SET PROBLEM: Extract every row below word for word, leaving out the picture.

DATASET:

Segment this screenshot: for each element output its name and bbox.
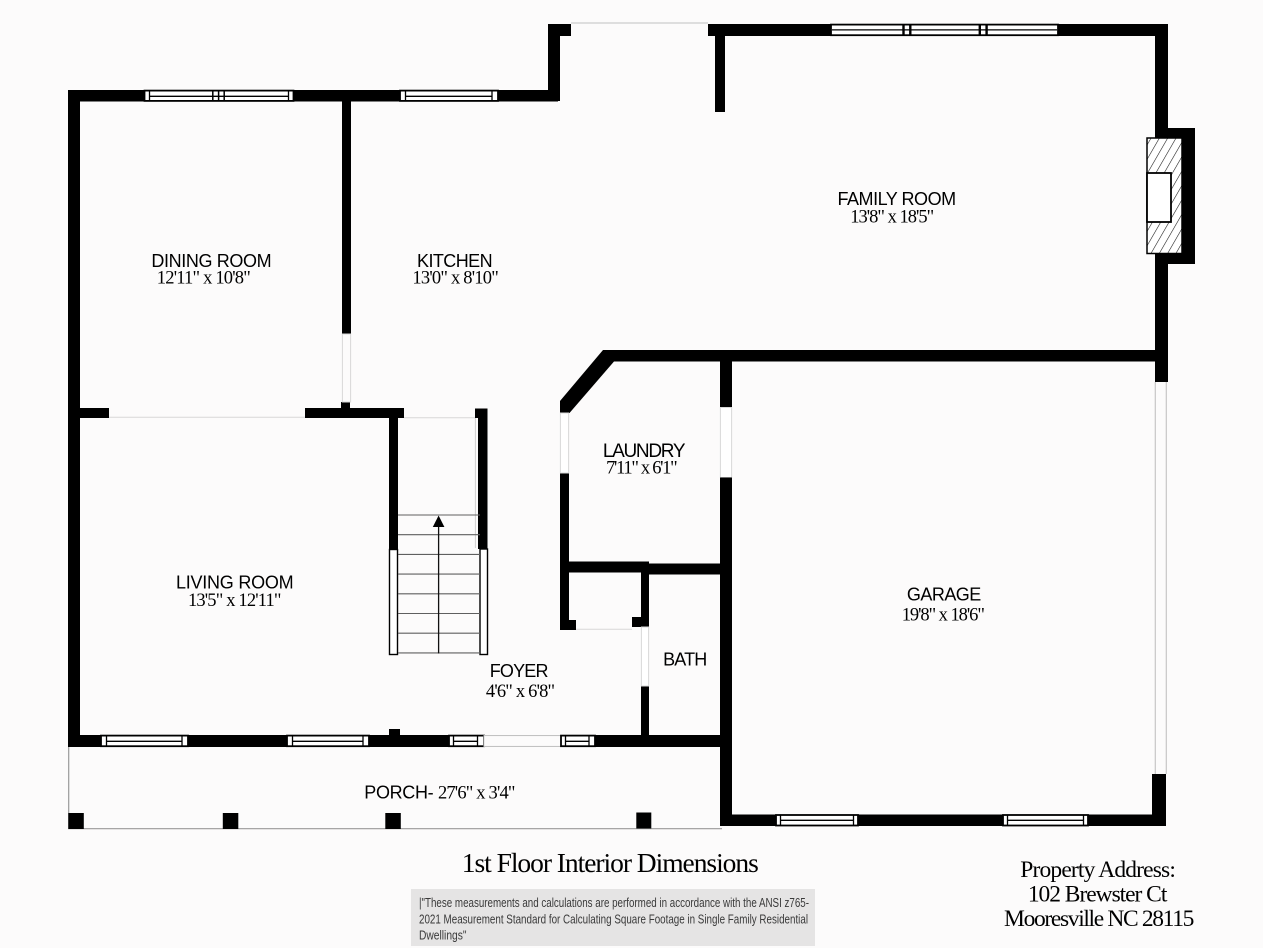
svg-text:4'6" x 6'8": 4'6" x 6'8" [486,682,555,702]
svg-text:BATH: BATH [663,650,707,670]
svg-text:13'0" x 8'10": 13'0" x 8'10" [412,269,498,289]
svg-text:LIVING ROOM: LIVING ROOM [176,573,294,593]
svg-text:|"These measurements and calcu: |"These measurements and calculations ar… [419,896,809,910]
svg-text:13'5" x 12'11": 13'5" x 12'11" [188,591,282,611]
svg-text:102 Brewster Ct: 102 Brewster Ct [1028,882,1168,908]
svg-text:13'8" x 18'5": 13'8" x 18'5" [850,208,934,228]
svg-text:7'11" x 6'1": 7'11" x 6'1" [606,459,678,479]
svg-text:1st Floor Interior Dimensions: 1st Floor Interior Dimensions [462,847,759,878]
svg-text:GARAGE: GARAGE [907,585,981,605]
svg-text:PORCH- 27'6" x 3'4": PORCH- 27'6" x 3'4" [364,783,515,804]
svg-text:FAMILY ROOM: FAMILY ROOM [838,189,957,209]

EXPECTED OUTPUT:
Segment this screenshot: for each element output its name and bbox.
svg-text:4'6" x 6'8": 4'6" x 6'8" [486,682,555,702]
svg-text:BATH: BATH [663,650,707,670]
svg-text:13'0" x 8'10": 13'0" x 8'10" [412,269,498,289]
svg-text:LIVING ROOM: LIVING ROOM [176,573,294,593]
svg-text:|"These measurements and calcu: |"These measurements and calculations ar… [419,896,809,910]
svg-text:13'5" x 12'11": 13'5" x 12'11" [188,591,282,611]
svg-text:102 Brewster Ct: 102 Brewster Ct [1028,882,1168,908]
svg-text:13'8" x 18'5": 13'8" x 18'5" [850,208,934,228]
svg-text:7'11" x 6'1": 7'11" x 6'1" [606,459,678,479]
svg-text:1st Floor Interior Dimensions: 1st Floor Interior Dimensions [462,847,759,878]
svg-text:GARAGE: GARAGE [907,585,981,605]
svg-text:PORCH- 27'6" x 3'4": PORCH- 27'6" x 3'4" [364,783,515,804]
svg-text:FAMILY ROOM: FAMILY ROOM [838,189,957,209]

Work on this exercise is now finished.